## TASK DESCRIPTION
From the entries below, extract every line that includes the word "values".

## DATASET EXCERPTS
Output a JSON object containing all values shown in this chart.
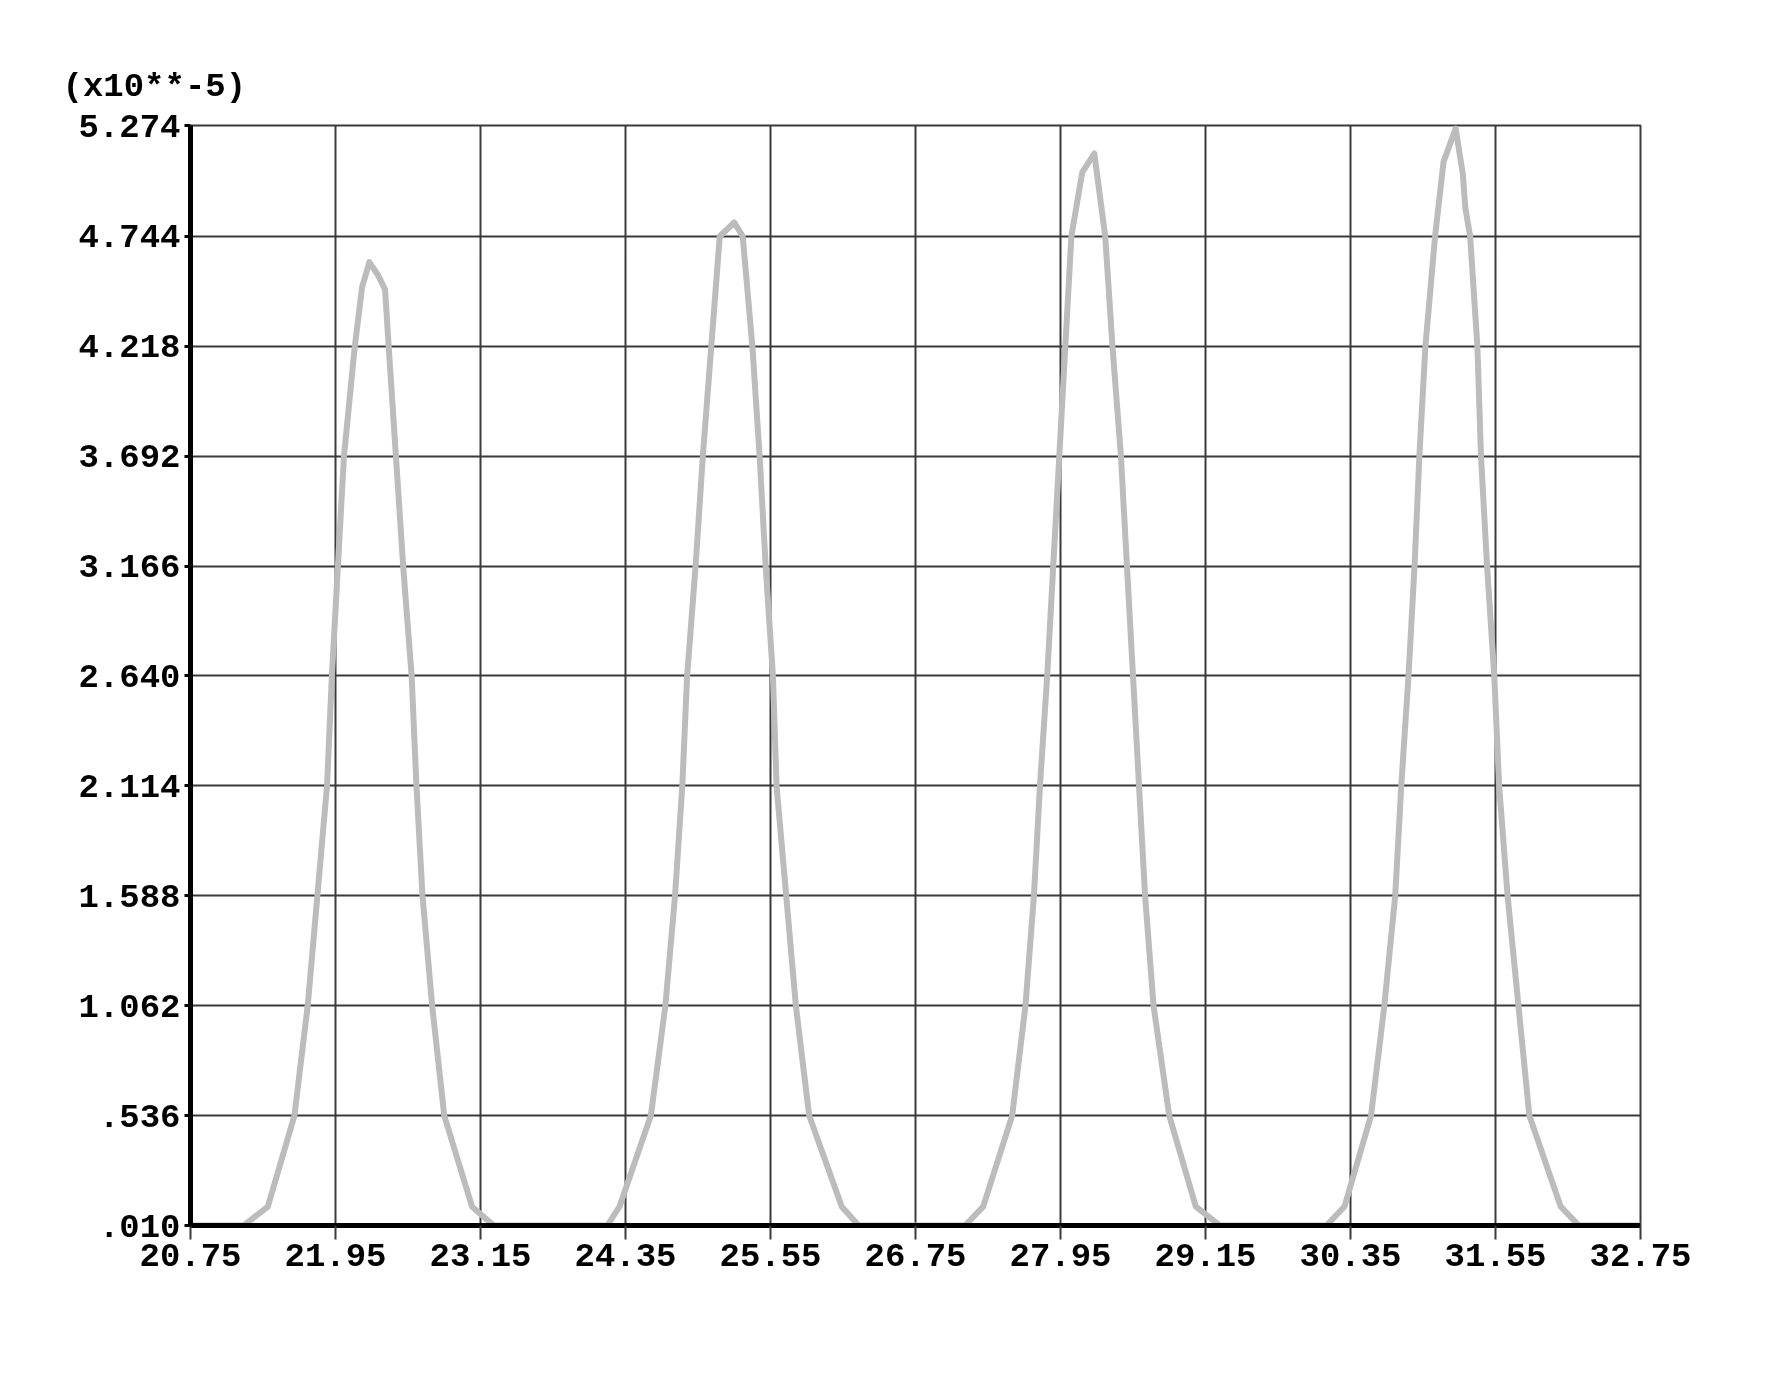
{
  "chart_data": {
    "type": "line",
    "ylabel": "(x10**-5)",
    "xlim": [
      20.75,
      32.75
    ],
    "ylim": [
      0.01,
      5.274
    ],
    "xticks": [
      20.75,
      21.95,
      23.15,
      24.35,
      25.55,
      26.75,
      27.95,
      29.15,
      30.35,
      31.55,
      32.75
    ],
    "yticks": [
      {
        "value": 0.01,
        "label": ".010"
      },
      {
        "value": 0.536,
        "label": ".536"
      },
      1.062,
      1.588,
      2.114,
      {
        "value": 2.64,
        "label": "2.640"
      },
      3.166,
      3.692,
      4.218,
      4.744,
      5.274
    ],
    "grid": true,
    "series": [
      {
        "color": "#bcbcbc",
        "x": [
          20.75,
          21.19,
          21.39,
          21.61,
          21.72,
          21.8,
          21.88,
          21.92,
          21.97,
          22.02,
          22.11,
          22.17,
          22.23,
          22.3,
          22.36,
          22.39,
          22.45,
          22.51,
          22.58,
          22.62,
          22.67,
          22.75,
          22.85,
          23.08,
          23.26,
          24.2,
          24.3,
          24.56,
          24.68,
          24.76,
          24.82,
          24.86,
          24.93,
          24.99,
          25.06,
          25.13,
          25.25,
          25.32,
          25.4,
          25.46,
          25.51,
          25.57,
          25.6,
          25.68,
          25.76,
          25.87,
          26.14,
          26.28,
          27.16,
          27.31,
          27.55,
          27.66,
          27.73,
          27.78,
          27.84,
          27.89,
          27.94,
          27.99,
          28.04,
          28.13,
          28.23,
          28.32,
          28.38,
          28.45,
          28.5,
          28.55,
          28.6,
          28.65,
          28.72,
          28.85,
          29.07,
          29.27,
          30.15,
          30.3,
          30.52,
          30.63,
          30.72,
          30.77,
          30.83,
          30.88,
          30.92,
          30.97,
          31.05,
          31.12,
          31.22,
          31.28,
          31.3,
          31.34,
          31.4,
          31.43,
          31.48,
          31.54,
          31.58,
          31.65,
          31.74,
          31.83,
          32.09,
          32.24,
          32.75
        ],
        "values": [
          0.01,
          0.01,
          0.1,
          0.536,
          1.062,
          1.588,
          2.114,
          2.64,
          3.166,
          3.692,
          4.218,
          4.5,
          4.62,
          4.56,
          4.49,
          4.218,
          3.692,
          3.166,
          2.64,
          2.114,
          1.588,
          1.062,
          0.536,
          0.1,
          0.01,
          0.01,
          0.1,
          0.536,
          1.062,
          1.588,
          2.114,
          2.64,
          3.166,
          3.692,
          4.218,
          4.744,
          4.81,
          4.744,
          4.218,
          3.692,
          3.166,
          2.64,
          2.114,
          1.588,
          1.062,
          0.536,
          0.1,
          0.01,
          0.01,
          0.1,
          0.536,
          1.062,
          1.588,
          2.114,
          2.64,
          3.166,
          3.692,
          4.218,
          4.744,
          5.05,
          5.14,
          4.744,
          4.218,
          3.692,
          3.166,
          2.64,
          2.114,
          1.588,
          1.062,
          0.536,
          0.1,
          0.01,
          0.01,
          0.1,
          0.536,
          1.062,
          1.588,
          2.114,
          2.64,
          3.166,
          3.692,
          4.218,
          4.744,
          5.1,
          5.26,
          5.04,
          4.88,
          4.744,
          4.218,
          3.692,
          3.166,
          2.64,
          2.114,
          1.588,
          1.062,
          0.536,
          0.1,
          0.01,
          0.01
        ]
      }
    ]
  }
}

## OUTPUT OF THE TASK
Output a JSON object containing all values shown in this chart.
        "values": [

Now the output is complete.